What is expected ▸ Transcribe each record exactly. Include every one.

Provided material ▸
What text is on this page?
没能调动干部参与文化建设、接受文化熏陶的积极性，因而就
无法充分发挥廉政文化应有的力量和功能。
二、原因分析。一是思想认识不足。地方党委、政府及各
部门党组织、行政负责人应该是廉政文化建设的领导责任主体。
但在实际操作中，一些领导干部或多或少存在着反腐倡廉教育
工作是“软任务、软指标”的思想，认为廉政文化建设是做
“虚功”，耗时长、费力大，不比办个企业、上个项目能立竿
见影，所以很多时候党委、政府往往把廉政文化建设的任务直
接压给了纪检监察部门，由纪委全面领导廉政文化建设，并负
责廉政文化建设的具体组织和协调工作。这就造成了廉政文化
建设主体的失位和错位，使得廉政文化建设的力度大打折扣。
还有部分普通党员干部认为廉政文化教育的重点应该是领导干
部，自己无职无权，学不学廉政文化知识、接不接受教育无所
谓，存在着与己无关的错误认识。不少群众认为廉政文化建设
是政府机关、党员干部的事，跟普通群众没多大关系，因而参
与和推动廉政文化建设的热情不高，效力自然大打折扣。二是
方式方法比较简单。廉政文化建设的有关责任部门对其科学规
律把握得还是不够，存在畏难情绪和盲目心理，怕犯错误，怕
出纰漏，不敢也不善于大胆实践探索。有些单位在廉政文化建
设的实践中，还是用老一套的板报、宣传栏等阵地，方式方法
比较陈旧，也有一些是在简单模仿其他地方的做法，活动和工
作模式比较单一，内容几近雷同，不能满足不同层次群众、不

Solution to the exercise ▸
What text is on this page?
没能调动干部参与文化建设、接受文化熏陶的积极性，因而就
无法充分发挥廉政文化应有的力量和功能。
二、原因分析。一是思想认识不足。地方党委、政府及各
部门党组织、行政负责人应该是廉政文化建设的领导责任主体。
但在实际操作中，一些领导干部或多或少存在着反腐倡廉教育
工作是“软任务、软指标”的思想，认为廉政文化建设是做
“虚功”，耗时长、费力大，不比办个企业、上个项目能立竿
见影，所以很多时候党委、政府往往把廉政文化建设的任务直
接压给了纪检监察部门，由纪委全面领导廉政文化建设，并负
责廉政文化建设的具体组织和协调工作。这就造成了廉政文化
建设主体的失位和错位，使得廉政文化建设的力度大打折扣。
还有部分普通党员干部认为廉政文化教育的重点应该是领导干
部，自己无职无权，学不学廉政文化知识、接不接受教育无所
谓，存在着与己无关的错误认识。不少群众认为廉政文化建设
是政府机关、党员干部的事，跟普通群众没多大关系，因而参
与和推动廉政文化建设的热情不高，效力自然大打折扣。二是
方式方法比较简单。廉政文化建设的有关责任部门对其科学规
律把握得还是不够，存在畏难情绪和盲目心理，怕犯错误，怕
出纰漏，不敢也不善于大胆实践探索。有些单位在廉政文化建
设的实践中，还是用老一套的板报、宣传栏等阵地，方式方法
比较陈旧，也有一些是在简单模仿其他地方的做法，活动和工
作模式比较单一，内容几近雷同，不能满足不同层次群众、不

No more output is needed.